___ DATA ___
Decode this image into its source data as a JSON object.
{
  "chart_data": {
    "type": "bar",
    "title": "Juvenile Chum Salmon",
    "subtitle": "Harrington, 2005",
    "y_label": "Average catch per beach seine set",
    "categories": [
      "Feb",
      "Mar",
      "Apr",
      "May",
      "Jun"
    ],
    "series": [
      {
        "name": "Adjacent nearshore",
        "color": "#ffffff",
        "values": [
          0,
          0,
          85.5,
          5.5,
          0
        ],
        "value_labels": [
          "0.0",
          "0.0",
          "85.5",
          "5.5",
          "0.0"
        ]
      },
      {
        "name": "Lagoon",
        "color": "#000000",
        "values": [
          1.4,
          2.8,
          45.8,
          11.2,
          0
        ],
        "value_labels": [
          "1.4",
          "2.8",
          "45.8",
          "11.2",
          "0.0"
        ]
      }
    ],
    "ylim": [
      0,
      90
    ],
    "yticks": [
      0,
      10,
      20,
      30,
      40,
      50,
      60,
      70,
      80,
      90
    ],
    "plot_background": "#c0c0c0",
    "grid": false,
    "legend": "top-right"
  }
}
___
_TASK REQUIREMENTS_:
Extract the complete data, matching each line exactly.

_RESULT OF THIS EXERCISE_:
Decode this image into its source data as a JSON object.
{
  "chart_data": {
    "type": "bar",
    "title": "Juvenile Chum Salmon",
    "subtitle": "Harrington, 2005",
    "y_label": "Average catch per beach seine set",
    "categories": [
      "Feb",
      "Mar",
      "Apr",
      "May",
      "Jun"
    ],
    "series": [
      {
        "name": "Adjacent nearshore",
        "color": "#ffffff",
        "values": [
          0,
          0,
          85.5,
          5.5,
          0
        ],
        "value_labels": [
          "0.0",
          "0.0",
          "85.5",
          "5.5",
          "0.0"
        ]
      },
      {
        "name": "Lagoon",
        "color": "#000000",
        "values": [
          1.4,
          2.8,
          45.8,
          11.2,
          0
        ],
        "value_labels": [
          "1.4",
          "2.8",
          "45.8",
          "11.2",
          "0.0"
        ]
      }
    ],
    "ylim": [
      0,
      90
    ],
    "yticks": [
      0,
      10,
      20,
      30,
      40,
      50,
      60,
      70,
      80,
      90
    ],
    "plot_background": "#c0c0c0",
    "grid": false,
    "legend": "top-right"
  }
}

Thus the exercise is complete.